[Dataset entries]
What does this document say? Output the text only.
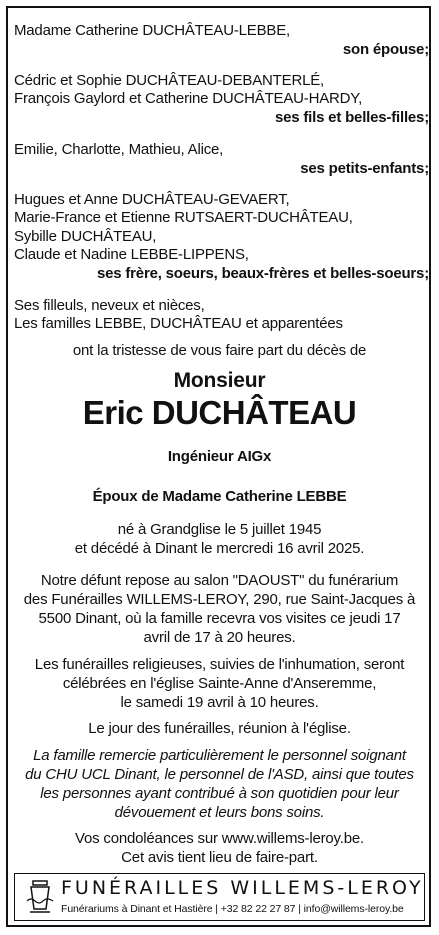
Madame Catherine DUCHÂTEAU-LEBBE,
son épouse;
Cédric et Sophie DUCHÂTEAU-DEBANTERLÉ,
François Gaylord et Catherine DUCHÂTEAU-HARDY,
ses fils et belles-filles;
Emilie, Charlotte, Mathieu, Alice,
ses petits-enfants;
Hugues et Anne DUCHÂTEAU-GEVAERT,
Marie-France et Etienne RUTSAERT-DUCHÂTEAU,
Sybille DUCHÂTEAU,
Claude et Nadine LEBBE-LIPPENS,
ses frère, soeurs, beaux-frères et belles-soeurs;
Ses filleuls, neveux et nièces,
Les familles LEBBE, DUCHÂTEAU et apparentées
ont la tristesse de vous faire part du décès de
Monsieur
Eric DUCHÂTEAU
Ingénieur AIGx
Époux de Madame Catherine LEBBE
né à Grandglise le 5 juillet 1945
et décédé à Dinant le mercredi 16 avril 2025.
Notre défunt repose au salon "DAOUST" du funérarium
des Funérailles WILLEMS-LEROY, 290, rue Saint-Jacques à
5500 Dinant, où la famille recevra vos visites ce jeudi 17
avril de 17 à 20 heures.
Les funérailles religieuses, suivies de l'inhumation, seront
célébrées en l'église Sainte-Anne d'Anseremme,
le samedi 19 avril à 10 heures.
Le jour des funérailles, réunion à l'église.
La famille remercie particulièrement le personnel soignant
du CHU UCL Dinant, le personnel de l'ASD, ainsi que toutes
les personnes ayant contribué à son quotidien pour leur
dévouement et leurs bons soins.
Vos condoléances sur www.willems-leroy.be.
Cet avis tient lieu de faire-part.
FUNÉRAILLES WILLEMS-LEROY
Funérariums à Dinant et Hastière | +32 82 22 27 87 | info@willems-leroy.be
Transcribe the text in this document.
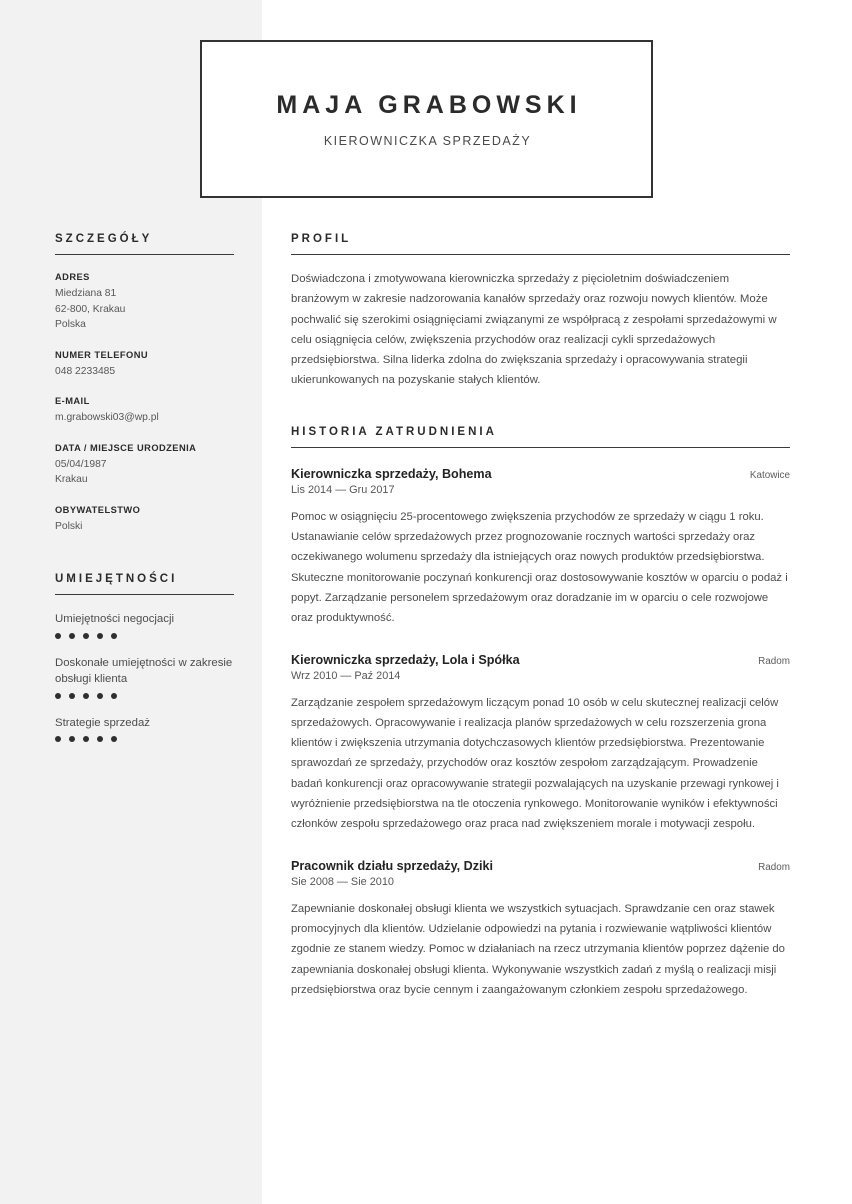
MAJA GRABOWSKI
KIEROWNICZKA SPRZEDAŻY
SZCZEGÓŁY
ADRES
Miedziana 81
62-800, Krakau
Polska
NUMER TELEFONU
048 2233485
E-MAIL
m.grabowski03@wp.pl
DATA / MIEJSCE URODZENIA
05/04/1987
Krakau
OBYWATELSTWO
Polski
UMIEJĘTNOŚCI
Umiejętności negocjacji
Doskonałe umiejętności w zakresie obsługi klienta
Strategie sprzedaż
PROFIL
Doświadczona i zmotywowana kierowniczka sprzedaży z pięcioletnim doświadczeniem branżowym w zakresie nadzorowania kanałów sprzedaży oraz rozwoju nowych klientów. Może pochwalić się szerokimi osiągnięciami związanymi ze współpracą z zespołami sprzedażowymi w celu osiągnięcia celów, zwiększenia przychodów oraz realizacji cykli sprzedażowych przedsiębiorstwa. Silna liderka zdolna do zwiększania sprzedaży i opracowywania strategii ukierunkowanych na pozyskanie stałych klientów.
HISTORIA ZATRUDNIENIA
Kierowniczka sprzedaży, Bohema	Katowice
Lis 2014 — Gru 2017
Pomoc w osiągnięciu 25-procentowego zwiększenia przychodów ze sprzedaży w ciągu 1 roku. Ustanawianie celów sprzedażowych przez prognozowanie rocznych wartości sprzedaży oraz oczekiwanego wolumenu sprzedaży dla istniejących oraz nowych produktów przedsiębiorstwa. Skuteczne monitorowanie poczynań konkurencji oraz dostosowywanie kosztów w oparciu o podaż i popyt. Zarządzanie personelem sprzedażowym oraz doradzanie im w oparciu o cele rozwojowe oraz produktywność.
Kierowniczka sprzedaży, Lola i Spółka	Radom
Wrz 2010 — Paź 2014
Zarządzanie zespołem sprzedażowym liczącym ponad 10 osób w celu skutecznej realizacji celów sprzedażowych. Opracowywanie i realizacja planów sprzedażowych w celu rozszerzenia grona klientów i zwiększenia utrzymania dotychczasowych klientów przedsiębiorstwa. Prezentowanie sprawozdań ze sprzedaży, przychodów oraz kosztów zespołom zarządzającym. Prowadzenie badań konkurencji oraz opracowywanie strategii pozwalających na uzyskanie przewagi rynkowej i wyróżnienie przedsiębiorstwa na tle otoczenia rynkowego. Monitorowanie wyników i efektywności członków zespołu sprzedażowego oraz praca nad zwiększeniem morale i motywacji zespołu.
Pracownik działu sprzedaży, Dziki	Radom
Sie 2008 — Sie 2010
Zapewnianie doskonałej obsługi klienta we wszystkich sytuacjach. Sprawdzanie cen oraz stawek promocyjnych dla klientów. Udzielanie odpowiedzi na pytania i rozwiewanie wątpliwości klientów zgodnie ze stanem wiedzy. Pomoc w działaniach na rzecz utrzymania klientów poprzez dążenie do zapewniania doskonałej obsługi klienta. Wykonywanie wszystkich zadań z myślą o realizacji misji przedsiębiorstwa oraz bycie cennym i zaangażowanym członkiem zespołu sprzedażowego.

The exercise: Copy out all lines that carry the word "this".

Exercise result:
What does this document say? Output the text only.
Transcribe the text in this document.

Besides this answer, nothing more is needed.